**INSTRUCTIONS FOR THE TASK**.
Where a line contains the string "Biases", copy that line.

— start INPUT ROWS —

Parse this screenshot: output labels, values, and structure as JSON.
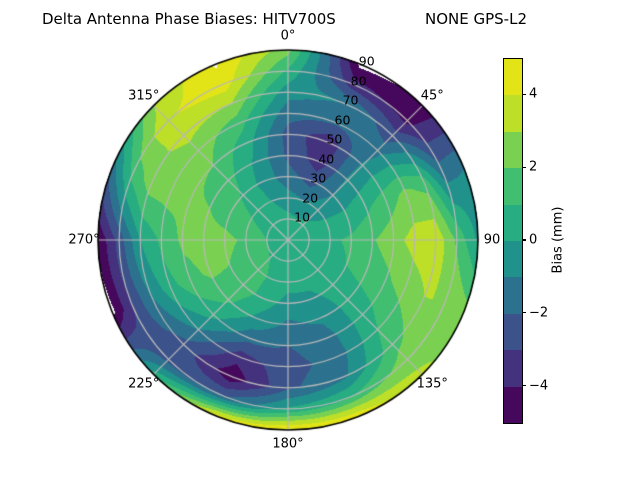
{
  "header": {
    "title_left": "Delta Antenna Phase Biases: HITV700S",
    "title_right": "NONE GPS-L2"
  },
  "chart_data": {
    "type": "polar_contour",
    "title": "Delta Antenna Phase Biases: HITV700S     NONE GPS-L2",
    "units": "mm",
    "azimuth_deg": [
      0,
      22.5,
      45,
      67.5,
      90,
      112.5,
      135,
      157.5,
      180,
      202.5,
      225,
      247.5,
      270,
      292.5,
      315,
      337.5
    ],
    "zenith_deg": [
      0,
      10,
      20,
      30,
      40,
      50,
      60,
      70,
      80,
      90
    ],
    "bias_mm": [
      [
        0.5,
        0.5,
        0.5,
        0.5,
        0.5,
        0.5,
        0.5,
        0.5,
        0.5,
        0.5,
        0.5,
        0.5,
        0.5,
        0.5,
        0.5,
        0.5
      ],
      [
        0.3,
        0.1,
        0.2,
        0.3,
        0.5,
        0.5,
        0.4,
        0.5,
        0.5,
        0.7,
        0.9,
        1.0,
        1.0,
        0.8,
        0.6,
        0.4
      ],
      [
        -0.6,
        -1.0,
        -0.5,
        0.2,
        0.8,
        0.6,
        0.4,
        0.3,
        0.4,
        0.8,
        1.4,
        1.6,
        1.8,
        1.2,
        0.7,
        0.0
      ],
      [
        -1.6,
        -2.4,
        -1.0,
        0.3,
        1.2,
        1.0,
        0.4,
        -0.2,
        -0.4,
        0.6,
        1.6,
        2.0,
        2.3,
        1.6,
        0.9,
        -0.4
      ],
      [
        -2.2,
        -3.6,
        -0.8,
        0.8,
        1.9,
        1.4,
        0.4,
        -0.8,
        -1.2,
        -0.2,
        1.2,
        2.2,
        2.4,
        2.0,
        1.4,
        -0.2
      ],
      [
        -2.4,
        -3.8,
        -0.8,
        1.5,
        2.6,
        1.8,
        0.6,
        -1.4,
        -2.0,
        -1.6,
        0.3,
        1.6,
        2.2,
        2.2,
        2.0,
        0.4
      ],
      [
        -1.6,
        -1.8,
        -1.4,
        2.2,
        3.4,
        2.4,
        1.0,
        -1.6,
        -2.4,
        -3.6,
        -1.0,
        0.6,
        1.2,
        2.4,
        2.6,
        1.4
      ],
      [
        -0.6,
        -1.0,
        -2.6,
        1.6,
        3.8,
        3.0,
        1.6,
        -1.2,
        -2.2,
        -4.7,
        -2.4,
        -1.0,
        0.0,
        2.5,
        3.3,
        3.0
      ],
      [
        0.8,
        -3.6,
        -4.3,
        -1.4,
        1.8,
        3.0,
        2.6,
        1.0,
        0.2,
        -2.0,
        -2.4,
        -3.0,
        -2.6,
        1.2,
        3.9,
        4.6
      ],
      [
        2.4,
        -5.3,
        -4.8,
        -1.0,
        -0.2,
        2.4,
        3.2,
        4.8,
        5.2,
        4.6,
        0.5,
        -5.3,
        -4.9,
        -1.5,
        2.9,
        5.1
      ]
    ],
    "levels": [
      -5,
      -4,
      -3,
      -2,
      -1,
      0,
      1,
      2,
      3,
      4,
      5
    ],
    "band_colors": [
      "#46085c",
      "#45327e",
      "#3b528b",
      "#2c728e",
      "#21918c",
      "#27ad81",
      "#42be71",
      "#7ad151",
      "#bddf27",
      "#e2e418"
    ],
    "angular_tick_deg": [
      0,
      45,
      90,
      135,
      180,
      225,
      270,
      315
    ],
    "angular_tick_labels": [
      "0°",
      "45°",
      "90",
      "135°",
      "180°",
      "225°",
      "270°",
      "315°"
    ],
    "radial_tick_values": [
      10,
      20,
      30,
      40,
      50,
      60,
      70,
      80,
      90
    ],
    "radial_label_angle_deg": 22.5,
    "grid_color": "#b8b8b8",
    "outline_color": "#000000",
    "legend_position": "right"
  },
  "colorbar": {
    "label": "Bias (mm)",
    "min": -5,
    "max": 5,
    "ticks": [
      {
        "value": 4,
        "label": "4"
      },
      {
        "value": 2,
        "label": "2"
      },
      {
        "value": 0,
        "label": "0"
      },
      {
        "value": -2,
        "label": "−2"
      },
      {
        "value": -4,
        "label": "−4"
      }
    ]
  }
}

— end INPUT ROWS —

**SOLVED EXERCISE**.
    "title_left": "Delta Antenna Phase Biases: HITV700S",
    "title": "Delta Antenna Phase Biases: HITV700S     NONE GPS-L2",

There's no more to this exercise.